Goal of the exercise =>
Look through the listing below and work out how many of its lines hold the word "moving". Give only the number.

Data for this task =>
══════════════════════════════

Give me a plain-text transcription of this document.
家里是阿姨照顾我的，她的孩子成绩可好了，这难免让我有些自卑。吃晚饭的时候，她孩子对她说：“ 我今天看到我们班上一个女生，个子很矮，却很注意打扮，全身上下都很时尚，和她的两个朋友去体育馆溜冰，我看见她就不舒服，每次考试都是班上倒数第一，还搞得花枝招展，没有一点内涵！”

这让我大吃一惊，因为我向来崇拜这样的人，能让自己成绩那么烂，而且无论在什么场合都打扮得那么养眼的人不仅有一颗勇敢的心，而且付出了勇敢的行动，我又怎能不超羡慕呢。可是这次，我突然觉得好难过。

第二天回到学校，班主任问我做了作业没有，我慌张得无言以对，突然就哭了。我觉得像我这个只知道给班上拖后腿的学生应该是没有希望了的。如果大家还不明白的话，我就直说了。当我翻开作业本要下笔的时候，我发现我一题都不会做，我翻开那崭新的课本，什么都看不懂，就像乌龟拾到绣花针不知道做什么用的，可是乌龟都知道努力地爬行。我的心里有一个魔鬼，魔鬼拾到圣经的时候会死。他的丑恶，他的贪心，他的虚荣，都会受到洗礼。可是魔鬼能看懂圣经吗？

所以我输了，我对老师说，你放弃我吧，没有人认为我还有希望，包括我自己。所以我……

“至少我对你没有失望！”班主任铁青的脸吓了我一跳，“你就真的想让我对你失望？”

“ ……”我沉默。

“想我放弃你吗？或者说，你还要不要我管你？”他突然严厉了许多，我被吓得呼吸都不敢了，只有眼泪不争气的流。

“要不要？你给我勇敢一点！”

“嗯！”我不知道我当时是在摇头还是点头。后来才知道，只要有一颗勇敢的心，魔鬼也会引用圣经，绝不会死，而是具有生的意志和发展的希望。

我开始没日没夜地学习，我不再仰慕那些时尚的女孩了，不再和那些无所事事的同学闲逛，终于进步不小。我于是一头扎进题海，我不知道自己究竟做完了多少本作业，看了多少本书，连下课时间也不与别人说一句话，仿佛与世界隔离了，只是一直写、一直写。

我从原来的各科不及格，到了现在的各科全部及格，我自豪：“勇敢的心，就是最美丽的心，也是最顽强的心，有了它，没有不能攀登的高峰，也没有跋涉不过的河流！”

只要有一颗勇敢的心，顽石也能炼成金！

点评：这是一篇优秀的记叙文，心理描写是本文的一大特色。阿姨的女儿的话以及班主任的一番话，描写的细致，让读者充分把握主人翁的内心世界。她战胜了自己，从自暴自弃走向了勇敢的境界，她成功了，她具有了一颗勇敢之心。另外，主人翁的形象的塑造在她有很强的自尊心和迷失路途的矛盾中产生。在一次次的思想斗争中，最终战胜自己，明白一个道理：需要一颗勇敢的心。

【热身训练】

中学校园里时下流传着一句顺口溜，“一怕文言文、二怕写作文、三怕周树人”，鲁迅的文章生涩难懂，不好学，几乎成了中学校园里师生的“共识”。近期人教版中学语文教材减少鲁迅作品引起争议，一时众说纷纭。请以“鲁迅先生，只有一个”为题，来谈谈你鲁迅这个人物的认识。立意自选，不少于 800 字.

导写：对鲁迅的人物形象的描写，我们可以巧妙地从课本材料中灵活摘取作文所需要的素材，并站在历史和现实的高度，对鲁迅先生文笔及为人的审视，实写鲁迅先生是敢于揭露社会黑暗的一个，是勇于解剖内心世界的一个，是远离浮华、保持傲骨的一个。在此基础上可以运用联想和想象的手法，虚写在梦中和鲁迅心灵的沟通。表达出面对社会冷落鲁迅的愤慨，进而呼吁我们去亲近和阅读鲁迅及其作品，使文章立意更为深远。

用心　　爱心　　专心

══════════════════════════════

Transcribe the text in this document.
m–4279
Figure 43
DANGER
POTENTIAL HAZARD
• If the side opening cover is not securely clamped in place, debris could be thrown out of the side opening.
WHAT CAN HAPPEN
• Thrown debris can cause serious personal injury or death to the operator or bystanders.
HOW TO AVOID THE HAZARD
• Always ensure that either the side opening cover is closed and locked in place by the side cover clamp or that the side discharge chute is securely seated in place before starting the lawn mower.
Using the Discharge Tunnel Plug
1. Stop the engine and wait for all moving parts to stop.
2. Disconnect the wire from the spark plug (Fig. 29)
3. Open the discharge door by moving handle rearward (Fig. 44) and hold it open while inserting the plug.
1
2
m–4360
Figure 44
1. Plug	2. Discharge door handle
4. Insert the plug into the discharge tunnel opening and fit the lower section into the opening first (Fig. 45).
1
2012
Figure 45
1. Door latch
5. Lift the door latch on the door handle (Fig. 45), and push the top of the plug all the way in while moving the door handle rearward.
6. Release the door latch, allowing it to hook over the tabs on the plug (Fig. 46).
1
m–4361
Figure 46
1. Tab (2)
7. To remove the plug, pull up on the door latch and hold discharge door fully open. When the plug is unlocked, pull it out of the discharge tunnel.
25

══════════════════════════════

Complete response =>
3